Your instructions: Give the number of lines in the entries that contain "subtitle". State only the count.

(Entries taken from a collection)

"""

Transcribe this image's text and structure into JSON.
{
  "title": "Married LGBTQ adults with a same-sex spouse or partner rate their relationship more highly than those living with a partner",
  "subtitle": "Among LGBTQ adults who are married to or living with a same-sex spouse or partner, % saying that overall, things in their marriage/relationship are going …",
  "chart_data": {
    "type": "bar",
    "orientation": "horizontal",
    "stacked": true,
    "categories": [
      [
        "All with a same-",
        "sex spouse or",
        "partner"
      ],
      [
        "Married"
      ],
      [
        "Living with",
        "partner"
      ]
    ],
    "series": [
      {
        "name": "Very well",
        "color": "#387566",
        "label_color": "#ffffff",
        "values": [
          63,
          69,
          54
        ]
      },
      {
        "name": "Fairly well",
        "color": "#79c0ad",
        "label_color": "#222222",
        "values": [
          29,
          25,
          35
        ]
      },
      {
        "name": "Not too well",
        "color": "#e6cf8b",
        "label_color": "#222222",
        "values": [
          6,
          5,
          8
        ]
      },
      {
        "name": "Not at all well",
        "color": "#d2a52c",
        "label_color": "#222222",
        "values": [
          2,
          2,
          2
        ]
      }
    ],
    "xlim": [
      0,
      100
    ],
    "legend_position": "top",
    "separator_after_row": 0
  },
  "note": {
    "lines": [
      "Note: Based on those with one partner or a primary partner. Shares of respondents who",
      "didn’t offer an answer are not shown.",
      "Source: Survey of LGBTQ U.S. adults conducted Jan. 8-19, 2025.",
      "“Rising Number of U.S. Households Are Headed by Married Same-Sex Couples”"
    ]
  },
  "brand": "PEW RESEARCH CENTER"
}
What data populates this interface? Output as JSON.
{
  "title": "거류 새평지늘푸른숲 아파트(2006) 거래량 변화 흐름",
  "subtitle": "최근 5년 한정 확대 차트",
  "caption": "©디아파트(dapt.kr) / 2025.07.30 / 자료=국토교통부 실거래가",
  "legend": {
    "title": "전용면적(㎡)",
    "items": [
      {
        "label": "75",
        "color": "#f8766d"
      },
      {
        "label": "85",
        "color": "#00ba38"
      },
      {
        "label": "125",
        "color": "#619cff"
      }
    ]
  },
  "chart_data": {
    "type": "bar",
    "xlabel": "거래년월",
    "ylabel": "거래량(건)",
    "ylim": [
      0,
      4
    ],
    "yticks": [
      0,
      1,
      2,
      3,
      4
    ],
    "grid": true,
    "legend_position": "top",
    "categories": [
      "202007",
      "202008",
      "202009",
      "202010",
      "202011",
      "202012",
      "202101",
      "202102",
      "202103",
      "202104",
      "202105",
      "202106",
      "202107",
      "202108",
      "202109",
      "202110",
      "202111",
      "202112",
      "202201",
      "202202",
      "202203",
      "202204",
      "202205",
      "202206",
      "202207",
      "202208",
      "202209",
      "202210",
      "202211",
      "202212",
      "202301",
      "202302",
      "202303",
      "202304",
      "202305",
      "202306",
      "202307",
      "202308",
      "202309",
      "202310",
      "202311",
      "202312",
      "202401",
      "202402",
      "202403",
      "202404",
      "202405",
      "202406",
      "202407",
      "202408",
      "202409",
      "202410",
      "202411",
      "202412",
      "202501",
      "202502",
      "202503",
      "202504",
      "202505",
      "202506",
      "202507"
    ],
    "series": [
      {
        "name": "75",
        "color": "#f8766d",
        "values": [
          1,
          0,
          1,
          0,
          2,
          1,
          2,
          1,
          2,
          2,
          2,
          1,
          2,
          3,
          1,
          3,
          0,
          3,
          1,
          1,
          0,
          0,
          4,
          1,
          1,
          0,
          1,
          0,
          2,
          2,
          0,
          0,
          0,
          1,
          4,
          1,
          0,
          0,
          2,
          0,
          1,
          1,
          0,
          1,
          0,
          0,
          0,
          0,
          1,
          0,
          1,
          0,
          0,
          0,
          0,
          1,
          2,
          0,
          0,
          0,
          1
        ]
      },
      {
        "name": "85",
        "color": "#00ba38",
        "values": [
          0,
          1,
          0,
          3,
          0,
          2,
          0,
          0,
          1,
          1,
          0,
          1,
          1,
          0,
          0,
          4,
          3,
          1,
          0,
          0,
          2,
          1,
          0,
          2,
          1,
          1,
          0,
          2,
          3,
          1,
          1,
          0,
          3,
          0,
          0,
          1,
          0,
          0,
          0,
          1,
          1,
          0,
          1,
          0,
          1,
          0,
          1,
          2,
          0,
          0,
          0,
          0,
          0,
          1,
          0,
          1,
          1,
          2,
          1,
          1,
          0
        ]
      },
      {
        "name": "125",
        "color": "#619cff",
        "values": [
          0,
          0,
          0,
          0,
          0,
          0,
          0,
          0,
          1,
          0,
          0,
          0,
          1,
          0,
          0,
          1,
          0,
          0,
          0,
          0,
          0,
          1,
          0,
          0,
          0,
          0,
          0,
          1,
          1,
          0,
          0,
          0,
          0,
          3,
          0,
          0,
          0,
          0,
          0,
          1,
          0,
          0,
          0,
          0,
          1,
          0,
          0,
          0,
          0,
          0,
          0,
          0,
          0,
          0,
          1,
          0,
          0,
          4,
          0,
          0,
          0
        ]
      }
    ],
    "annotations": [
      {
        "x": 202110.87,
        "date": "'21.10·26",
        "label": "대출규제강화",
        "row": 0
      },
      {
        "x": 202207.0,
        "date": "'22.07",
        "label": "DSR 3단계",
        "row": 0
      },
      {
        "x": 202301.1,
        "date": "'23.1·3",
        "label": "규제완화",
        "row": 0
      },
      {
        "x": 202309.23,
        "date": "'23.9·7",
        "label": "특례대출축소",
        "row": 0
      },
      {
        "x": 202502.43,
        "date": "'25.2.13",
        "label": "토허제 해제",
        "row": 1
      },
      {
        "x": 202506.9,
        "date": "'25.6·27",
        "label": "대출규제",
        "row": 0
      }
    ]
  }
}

"""

Result of this exercise: 2